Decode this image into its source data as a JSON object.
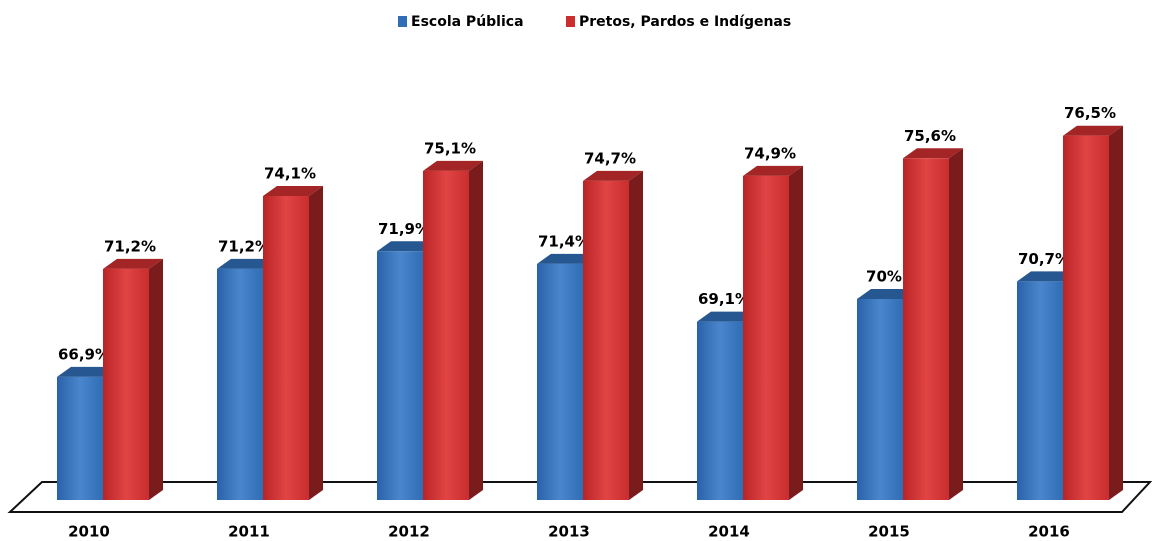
{
  "chart_data": {
    "type": "bar3d",
    "categories": [
      "2010",
      "2011",
      "2012",
      "2013",
      "2014",
      "2015",
      "2016"
    ],
    "series": [
      {
        "name": "Escola Pública",
        "color": "#2f6db5",
        "values": [
          66.9,
          71.2,
          71.9,
          71.4,
          69.1,
          70,
          70.7
        ],
        "value_labels": [
          "66,9%",
          "71,2%",
          "71,9%",
          "71,4%",
          "69,1%",
          "70%",
          "70,7%"
        ]
      },
      {
        "name": "Pretos, Pardos e Indígenas",
        "color": "#cc2e2e",
        "values": [
          71.2,
          74.1,
          75.1,
          74.7,
          74.9,
          75.6,
          76.5
        ],
        "value_labels": [
          "71,2%",
          "74,1%",
          "75,1%",
          "74,7%",
          "74,9%",
          "75,6%",
          "76,5%"
        ]
      }
    ],
    "ylim": [
      62,
      78
    ],
    "legend": "top"
  }
}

※

In this exercise, set down all of the data exactly, without the pictures.

• _SOLUTION FOR THIS PROBLEM_
Decode this image into its source data as a JSON object.
{
  "chart_data": {
    "type": "bar3d",
    "categories": [
      "2010",
      "2011",
      "2012",
      "2013",
      "2014",
      "2015",
      "2016"
    ],
    "series": [
      {
        "name": "Escola Pública",
        "color": "#2f6db5",
        "values": [
          66.9,
          71.2,
          71.9,
          71.4,
          69.1,
          70,
          70.7
        ],
        "value_labels": [
          "66,9%",
          "71,2%",
          "71,9%",
          "71,4%",
          "69,1%",
          "70%",
          "70,7%"
        ]
      },
      {
        "name": "Pretos, Pardos e Indígenas",
        "color": "#cc2e2e",
        "values": [
          71.2,
          74.1,
          75.1,
          74.7,
          74.9,
          75.6,
          76.5
        ],
        "value_labels": [
          "71,2%",
          "74,1%",
          "75,1%",
          "74,7%",
          "74,9%",
          "75,6%",
          "76,5%"
        ]
      }
    ],
    "ylim": [
      62,
      78
    ],
    "legend": "top"
  }
}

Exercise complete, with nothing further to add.